The request: Scan the lines below for the word "Volatility". Copy each line you find it in.

Provided material:
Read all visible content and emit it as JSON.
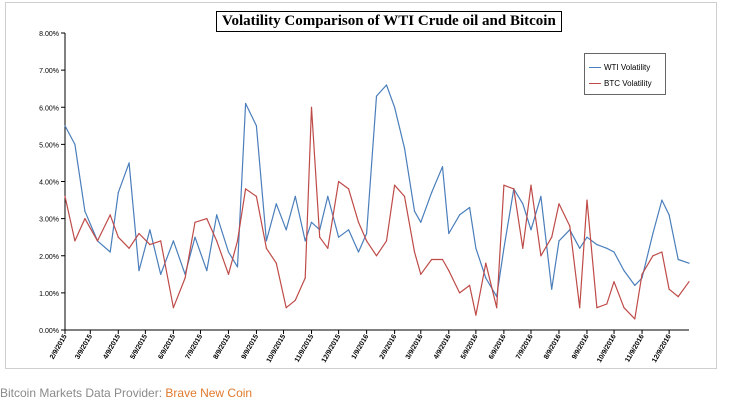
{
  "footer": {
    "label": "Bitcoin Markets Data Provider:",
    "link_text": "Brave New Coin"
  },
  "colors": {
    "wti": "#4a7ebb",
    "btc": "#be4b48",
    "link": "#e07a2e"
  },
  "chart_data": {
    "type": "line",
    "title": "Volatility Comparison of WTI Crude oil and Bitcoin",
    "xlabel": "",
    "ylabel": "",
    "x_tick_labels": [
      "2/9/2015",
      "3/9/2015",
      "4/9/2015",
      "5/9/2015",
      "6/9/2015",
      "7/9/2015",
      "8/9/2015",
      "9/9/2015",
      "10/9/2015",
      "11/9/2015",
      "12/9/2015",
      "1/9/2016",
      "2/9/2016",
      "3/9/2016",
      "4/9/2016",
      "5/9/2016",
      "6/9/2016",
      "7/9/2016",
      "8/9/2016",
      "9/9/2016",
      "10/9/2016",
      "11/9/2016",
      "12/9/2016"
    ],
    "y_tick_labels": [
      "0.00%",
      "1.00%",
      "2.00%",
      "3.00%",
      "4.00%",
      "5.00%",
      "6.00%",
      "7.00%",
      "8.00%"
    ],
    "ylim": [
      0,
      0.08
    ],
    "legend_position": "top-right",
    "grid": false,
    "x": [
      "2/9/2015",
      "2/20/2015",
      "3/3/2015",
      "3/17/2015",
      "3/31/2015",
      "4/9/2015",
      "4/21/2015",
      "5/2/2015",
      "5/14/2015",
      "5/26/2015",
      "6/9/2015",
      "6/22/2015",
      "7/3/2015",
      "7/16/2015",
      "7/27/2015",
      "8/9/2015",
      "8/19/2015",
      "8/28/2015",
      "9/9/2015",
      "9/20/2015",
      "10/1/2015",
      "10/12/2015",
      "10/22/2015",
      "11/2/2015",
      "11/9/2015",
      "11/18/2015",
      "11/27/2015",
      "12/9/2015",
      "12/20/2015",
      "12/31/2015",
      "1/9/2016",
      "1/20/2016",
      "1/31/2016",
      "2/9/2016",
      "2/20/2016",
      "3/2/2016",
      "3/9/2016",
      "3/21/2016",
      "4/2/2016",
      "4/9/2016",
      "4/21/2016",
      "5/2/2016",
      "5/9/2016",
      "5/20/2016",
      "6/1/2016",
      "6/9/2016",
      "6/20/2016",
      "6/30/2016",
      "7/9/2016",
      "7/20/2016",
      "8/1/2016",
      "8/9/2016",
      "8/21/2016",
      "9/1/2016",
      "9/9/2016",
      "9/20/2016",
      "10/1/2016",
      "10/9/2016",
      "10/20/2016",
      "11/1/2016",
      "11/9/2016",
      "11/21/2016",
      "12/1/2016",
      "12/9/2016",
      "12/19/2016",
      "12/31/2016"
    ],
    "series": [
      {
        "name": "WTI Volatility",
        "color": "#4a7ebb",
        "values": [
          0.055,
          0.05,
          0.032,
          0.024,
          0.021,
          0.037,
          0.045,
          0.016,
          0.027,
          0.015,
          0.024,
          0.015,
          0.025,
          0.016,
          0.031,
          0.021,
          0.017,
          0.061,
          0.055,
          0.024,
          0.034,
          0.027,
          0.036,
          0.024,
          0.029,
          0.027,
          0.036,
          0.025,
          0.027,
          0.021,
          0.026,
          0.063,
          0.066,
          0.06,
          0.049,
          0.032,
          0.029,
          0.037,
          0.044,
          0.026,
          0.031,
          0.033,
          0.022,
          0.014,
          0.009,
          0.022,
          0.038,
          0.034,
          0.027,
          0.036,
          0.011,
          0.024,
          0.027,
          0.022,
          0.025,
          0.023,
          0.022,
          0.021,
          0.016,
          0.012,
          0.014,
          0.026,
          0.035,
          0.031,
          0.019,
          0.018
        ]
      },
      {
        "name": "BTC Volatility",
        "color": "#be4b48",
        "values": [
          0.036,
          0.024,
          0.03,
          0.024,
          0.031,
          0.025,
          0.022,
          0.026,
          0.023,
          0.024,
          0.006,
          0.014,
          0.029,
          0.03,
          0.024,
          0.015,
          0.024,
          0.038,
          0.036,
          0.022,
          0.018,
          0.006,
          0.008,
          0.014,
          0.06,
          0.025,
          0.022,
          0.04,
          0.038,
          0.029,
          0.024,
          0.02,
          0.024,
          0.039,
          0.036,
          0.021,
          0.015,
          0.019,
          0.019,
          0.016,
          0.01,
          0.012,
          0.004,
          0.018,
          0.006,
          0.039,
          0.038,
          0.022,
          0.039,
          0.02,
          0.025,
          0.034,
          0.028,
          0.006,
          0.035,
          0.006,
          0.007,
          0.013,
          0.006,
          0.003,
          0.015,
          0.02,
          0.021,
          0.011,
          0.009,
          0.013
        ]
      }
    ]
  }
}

Reply to the exercise:
    "title": "Volatility Comparison of WTI Crude oil and Bitcoin",
        "name": "WTI Volatility",
        "name": "BTC Volatility",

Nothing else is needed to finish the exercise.